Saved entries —
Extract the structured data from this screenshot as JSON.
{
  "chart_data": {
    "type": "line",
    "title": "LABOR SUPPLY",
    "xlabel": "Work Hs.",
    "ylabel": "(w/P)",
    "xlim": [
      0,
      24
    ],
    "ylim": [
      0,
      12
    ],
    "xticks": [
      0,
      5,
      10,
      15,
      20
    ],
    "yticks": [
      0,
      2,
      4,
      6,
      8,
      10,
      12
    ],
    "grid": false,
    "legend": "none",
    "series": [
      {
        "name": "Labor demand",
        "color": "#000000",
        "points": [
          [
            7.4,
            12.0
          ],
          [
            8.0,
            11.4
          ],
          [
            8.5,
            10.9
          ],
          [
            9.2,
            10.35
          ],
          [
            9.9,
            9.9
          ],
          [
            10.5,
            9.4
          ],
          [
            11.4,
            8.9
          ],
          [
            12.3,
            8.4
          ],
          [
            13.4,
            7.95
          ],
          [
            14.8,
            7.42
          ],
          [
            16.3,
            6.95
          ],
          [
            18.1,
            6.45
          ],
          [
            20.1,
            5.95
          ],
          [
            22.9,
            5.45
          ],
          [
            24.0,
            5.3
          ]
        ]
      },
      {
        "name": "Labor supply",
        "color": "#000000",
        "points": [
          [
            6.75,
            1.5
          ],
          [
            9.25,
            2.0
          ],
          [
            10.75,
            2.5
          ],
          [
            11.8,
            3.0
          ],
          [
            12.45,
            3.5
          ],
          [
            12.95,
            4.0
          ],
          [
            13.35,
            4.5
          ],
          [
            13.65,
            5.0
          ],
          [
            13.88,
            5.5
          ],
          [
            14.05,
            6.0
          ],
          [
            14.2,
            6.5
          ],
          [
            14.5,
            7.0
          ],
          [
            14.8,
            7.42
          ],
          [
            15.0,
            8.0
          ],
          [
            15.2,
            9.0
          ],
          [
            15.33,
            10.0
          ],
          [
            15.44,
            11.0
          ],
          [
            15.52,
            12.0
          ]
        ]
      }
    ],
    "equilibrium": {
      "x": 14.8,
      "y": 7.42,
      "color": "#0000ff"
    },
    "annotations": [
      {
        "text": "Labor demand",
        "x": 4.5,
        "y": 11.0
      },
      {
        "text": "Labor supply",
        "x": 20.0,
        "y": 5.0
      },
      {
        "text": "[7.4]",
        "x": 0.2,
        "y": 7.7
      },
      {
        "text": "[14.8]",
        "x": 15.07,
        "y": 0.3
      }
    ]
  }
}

Aim of the exercise — Using the listing, copy every line where the word "name" shows up.

Correct answer —
        "name": "Labor demand",
        "name": "Labor supply",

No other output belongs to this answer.